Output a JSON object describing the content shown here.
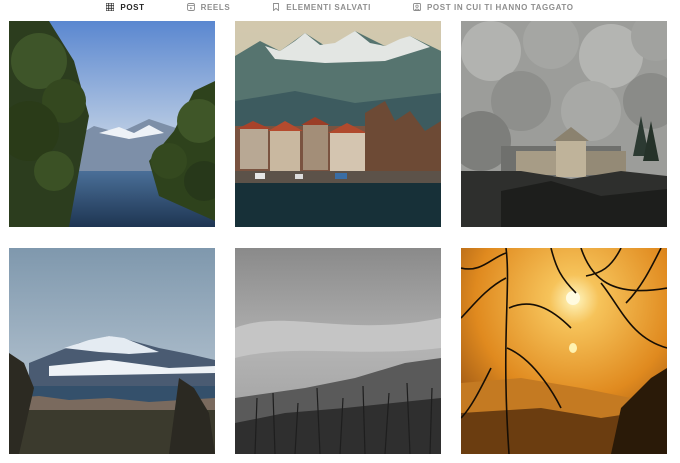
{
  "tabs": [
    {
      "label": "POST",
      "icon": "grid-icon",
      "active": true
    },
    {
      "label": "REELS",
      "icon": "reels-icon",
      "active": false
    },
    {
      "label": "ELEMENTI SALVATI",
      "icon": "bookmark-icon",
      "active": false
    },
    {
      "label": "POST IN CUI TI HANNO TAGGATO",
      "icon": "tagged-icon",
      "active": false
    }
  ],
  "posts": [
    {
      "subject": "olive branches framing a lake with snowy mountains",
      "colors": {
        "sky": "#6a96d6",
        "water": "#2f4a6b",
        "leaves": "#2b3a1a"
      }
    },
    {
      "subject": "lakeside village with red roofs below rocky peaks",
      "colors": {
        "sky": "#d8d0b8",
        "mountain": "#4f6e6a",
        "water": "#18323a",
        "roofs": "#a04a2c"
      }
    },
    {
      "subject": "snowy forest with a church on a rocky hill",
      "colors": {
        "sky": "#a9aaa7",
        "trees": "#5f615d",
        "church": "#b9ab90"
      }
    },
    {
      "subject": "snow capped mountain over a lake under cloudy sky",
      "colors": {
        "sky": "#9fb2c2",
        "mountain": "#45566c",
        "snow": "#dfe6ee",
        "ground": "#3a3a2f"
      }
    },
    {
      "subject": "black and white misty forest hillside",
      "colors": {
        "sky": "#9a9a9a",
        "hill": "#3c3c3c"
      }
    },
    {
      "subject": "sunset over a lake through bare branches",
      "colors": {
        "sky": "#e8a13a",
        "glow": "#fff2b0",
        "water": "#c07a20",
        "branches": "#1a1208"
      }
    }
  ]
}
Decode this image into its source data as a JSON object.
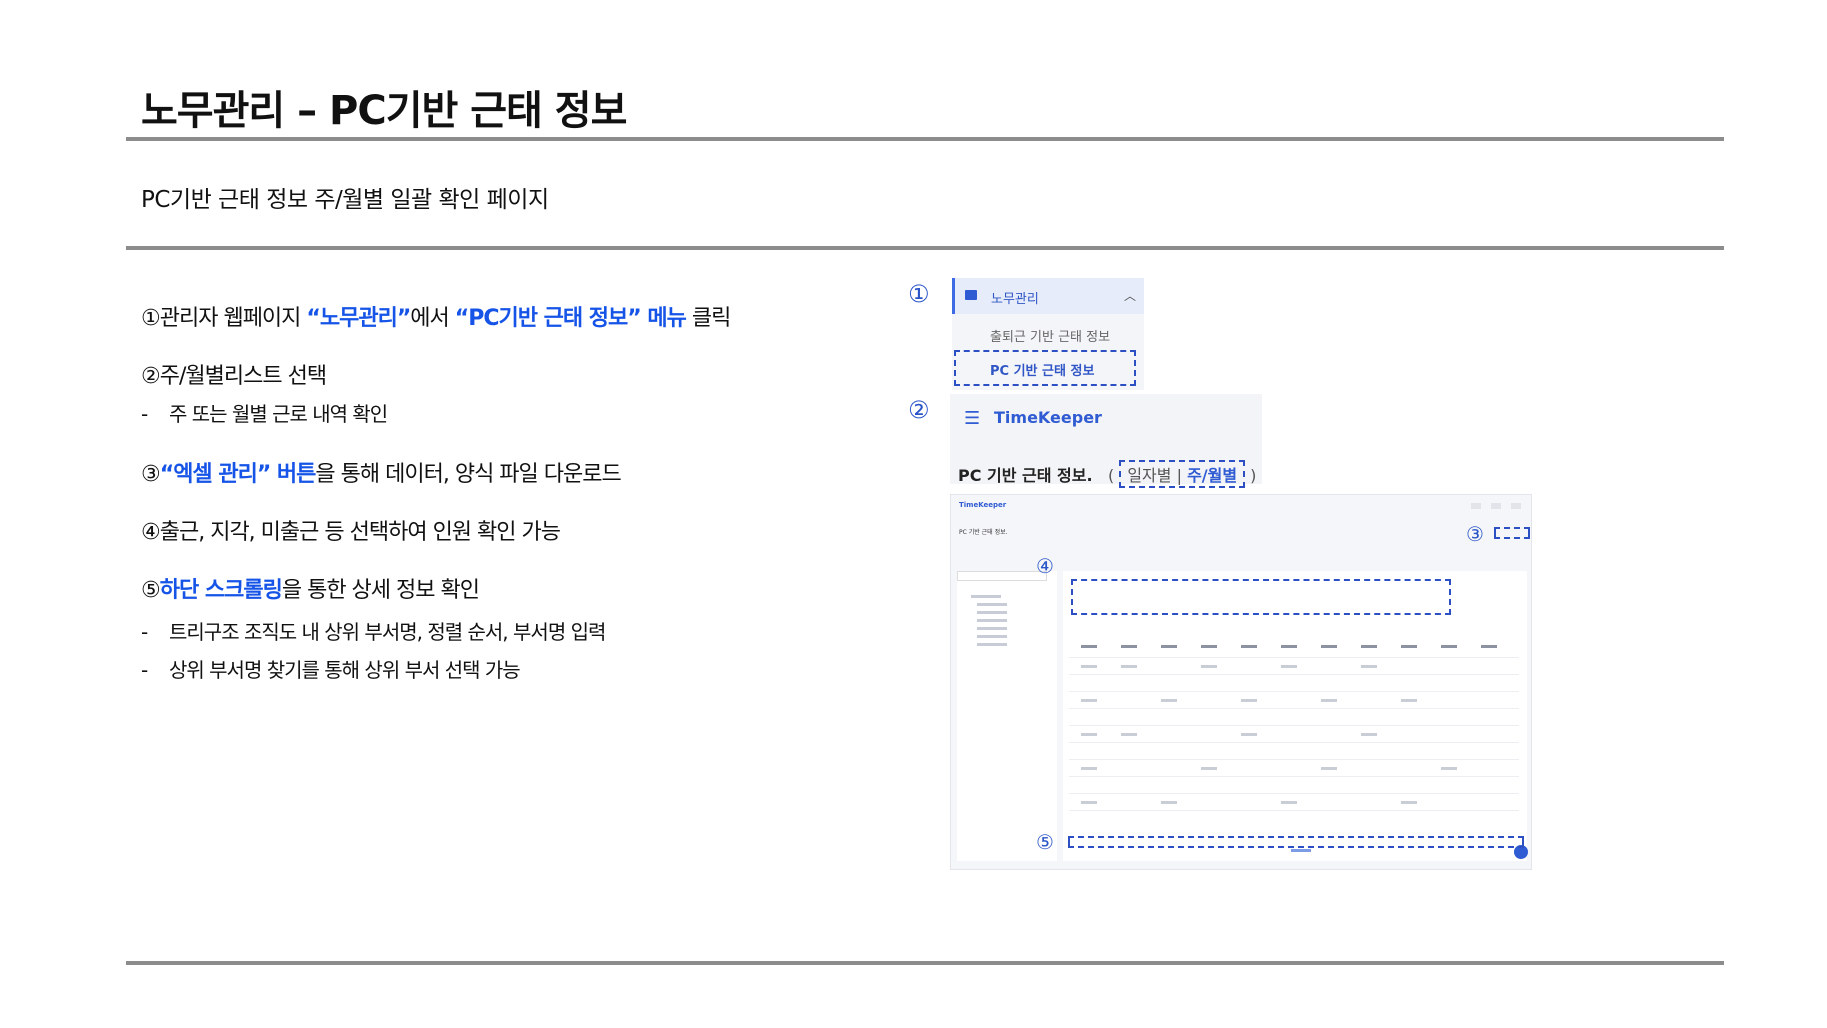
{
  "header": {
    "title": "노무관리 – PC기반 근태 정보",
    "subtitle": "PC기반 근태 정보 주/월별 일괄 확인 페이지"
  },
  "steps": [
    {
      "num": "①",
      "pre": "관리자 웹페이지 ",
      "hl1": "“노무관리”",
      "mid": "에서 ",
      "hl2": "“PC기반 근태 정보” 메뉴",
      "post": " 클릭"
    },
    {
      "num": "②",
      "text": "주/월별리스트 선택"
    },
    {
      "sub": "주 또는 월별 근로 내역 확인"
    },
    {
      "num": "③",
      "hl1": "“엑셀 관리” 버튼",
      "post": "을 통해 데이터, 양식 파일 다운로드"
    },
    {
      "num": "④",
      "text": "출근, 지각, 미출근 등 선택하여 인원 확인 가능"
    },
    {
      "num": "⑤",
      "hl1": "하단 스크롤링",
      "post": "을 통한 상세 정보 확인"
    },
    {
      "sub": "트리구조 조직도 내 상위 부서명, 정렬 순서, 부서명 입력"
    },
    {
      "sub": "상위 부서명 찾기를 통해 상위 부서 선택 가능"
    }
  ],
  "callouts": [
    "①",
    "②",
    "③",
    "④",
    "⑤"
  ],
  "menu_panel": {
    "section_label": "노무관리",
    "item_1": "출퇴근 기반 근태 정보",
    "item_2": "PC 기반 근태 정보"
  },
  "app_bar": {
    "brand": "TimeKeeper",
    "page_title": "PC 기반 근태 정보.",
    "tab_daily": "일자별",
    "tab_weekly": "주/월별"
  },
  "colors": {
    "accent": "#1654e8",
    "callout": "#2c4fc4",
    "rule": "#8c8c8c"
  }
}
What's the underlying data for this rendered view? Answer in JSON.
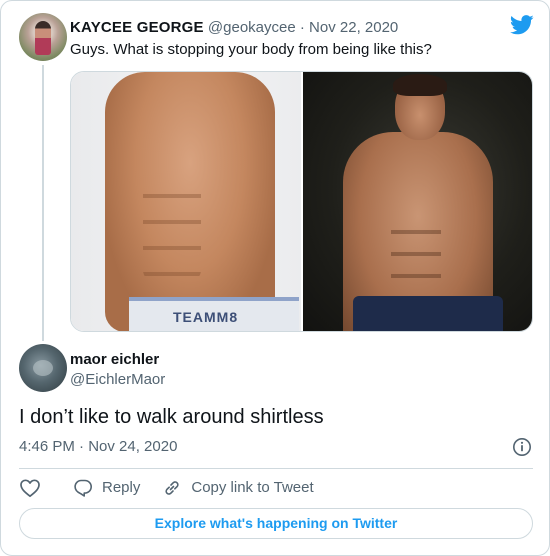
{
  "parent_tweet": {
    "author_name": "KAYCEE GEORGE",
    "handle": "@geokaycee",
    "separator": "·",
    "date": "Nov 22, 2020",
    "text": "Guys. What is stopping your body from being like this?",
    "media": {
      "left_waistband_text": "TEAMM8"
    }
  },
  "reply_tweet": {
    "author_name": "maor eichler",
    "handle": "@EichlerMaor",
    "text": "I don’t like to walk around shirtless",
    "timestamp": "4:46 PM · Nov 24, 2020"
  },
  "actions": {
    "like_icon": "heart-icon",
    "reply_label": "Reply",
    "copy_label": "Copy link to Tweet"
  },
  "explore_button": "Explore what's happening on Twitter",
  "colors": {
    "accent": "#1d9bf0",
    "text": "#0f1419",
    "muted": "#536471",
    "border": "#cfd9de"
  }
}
= = =
Given exercise - Filter the entries above down to the lines containing the word "PC기반".

Task result -
    "title": "노무관리 – PC기반 근태 정보",
    "subtitle": "PC기반 근태 정보 주/월별 일괄 확인 페이지"
      "hl2": "“PC기반 근태 정보” 메뉴",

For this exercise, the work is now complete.